[Saved data entries]

· · ·

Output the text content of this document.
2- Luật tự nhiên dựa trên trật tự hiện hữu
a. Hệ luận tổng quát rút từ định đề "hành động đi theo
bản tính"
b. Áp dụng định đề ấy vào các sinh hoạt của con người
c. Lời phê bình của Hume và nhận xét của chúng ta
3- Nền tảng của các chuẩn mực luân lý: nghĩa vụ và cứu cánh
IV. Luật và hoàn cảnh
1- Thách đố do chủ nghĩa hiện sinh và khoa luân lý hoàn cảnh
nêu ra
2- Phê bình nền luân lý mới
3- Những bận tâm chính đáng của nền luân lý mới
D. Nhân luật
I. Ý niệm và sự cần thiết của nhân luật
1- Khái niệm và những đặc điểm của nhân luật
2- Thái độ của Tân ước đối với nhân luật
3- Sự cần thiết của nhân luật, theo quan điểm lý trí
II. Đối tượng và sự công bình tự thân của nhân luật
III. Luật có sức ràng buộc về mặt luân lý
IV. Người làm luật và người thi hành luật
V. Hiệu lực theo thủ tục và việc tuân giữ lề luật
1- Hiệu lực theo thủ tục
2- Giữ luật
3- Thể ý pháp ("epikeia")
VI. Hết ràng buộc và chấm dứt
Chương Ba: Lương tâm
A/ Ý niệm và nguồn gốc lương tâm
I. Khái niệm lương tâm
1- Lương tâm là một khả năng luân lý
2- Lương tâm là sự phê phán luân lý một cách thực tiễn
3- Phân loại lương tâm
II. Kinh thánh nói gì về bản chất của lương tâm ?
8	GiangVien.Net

· · ·

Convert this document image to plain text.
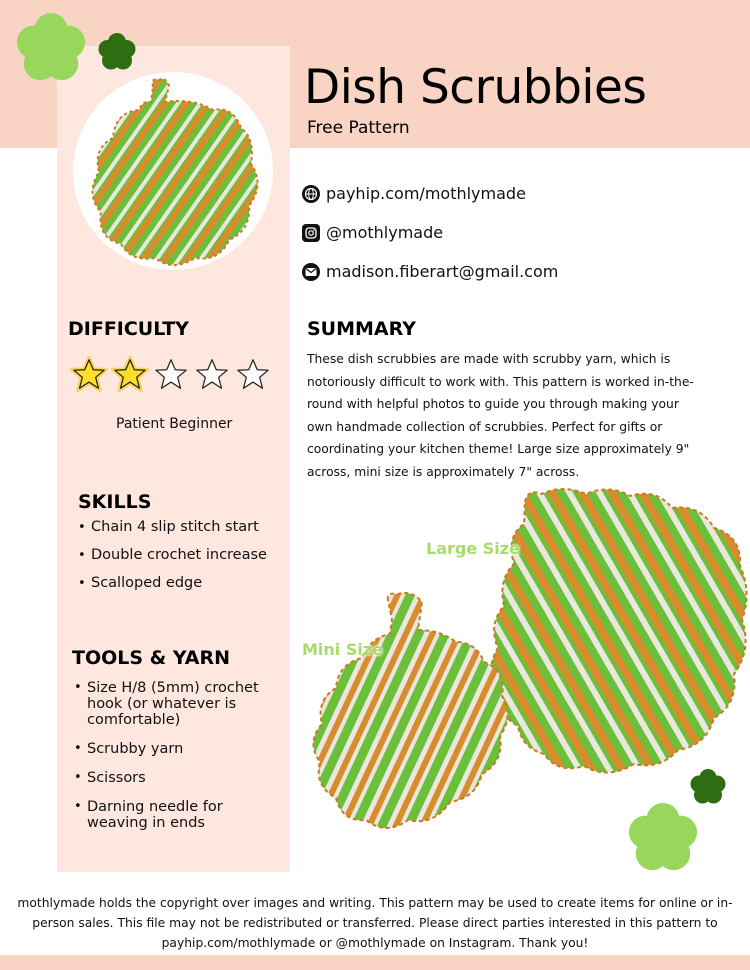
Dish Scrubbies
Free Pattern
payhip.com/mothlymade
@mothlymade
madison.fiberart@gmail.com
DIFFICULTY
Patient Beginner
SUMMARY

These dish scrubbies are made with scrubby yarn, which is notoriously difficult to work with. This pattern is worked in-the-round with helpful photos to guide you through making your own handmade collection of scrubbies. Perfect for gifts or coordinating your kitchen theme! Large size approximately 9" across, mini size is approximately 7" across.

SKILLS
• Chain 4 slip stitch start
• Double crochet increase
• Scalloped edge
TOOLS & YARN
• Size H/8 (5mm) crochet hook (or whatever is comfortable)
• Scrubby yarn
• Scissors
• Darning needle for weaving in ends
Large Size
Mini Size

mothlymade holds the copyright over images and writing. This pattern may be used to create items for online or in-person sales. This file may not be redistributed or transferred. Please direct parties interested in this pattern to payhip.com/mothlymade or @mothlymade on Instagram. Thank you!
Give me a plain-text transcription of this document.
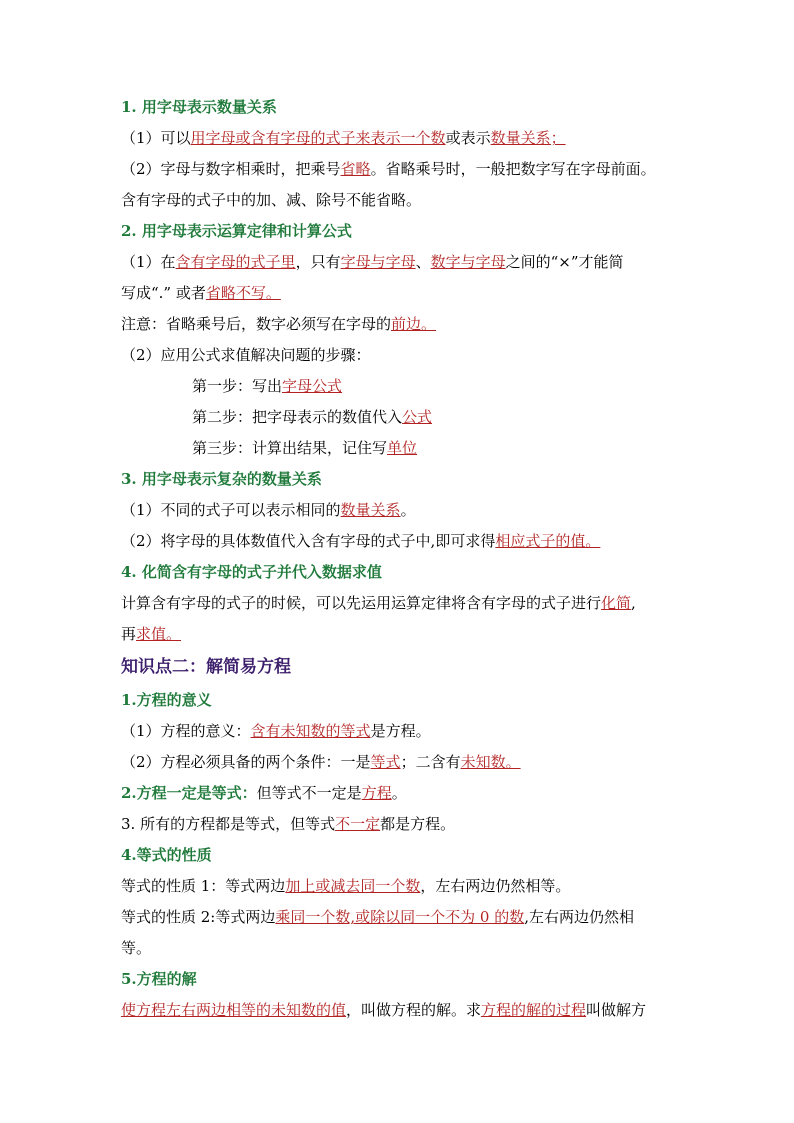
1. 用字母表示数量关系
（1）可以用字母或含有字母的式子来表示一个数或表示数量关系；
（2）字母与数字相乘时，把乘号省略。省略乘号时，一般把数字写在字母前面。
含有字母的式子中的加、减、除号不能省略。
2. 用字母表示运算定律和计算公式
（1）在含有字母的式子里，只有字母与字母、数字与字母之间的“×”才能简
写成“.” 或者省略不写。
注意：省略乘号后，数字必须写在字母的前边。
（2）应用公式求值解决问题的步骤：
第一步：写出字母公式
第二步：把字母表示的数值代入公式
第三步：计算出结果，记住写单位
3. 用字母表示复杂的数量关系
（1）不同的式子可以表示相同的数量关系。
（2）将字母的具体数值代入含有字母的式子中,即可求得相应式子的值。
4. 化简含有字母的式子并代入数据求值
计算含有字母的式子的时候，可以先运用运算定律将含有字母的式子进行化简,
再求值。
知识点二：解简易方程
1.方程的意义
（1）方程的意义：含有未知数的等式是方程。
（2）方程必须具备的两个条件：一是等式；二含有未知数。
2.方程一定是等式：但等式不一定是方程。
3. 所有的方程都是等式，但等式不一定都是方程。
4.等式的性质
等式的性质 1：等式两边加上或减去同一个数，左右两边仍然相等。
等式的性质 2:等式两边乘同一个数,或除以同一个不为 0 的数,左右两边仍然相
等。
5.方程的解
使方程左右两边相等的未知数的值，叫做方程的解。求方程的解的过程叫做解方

· · ·

Copy each line above containing the string "text".

### THE RESPONSE
Output the text content of this document.
Convert this document image to plain text.
Give me a plain-text transcription of this document.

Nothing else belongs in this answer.